* Start DATA SHOWN *

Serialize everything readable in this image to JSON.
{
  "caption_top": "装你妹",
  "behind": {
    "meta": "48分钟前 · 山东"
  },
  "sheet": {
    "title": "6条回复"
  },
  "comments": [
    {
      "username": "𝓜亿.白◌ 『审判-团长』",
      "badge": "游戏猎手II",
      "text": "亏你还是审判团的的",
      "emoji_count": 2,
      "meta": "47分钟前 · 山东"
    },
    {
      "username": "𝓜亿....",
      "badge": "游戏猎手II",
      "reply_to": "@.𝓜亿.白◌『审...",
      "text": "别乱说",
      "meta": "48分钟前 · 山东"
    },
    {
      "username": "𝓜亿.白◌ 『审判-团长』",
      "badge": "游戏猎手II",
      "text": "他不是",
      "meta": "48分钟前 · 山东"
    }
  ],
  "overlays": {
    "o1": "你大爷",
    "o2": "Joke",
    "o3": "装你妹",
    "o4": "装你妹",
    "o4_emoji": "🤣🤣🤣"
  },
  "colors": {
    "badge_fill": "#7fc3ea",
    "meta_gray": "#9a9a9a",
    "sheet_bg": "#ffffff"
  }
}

* End DATA SHOWN *

**WHAT IS EXPECTED**. Reproduce all of the entries word for word.

**WRITTEN RESPONSE**.
Serialize everything readable in this image to JSON.
{
  "caption_top": "装你妹",
  "behind": {
    "meta": "48分钟前 · 山东"
  },
  "sheet": {
    "title": "6条回复"
  },
  "comments": [
    {
      "username": "𝓜亿.白◌ 『审判-团长』",
      "badge": "游戏猎手II",
      "text": "亏你还是审判团的的",
      "emoji_count": 2,
      "meta": "47分钟前 · 山东"
    },
    {
      "username": "𝓜亿....",
      "badge": "游戏猎手II",
      "reply_to": "@.𝓜亿.白◌『审...",
      "text": "别乱说",
      "meta": "48分钟前 · 山东"
    },
    {
      "username": "𝓜亿.白◌ 『审判-团长』",
      "badge": "游戏猎手II",
      "text": "他不是",
      "meta": "48分钟前 · 山东"
    }
  ],
  "overlays": {
    "o1": "你大爷",
    "o2": "Joke",
    "o3": "装你妹",
    "o4": "装你妹",
    "o4_emoji": "🤣🤣🤣"
  },
  "colors": {
    "badge_fill": "#7fc3ea",
    "meta_gray": "#9a9a9a",
    "sheet_bg": "#ffffff"
  }
}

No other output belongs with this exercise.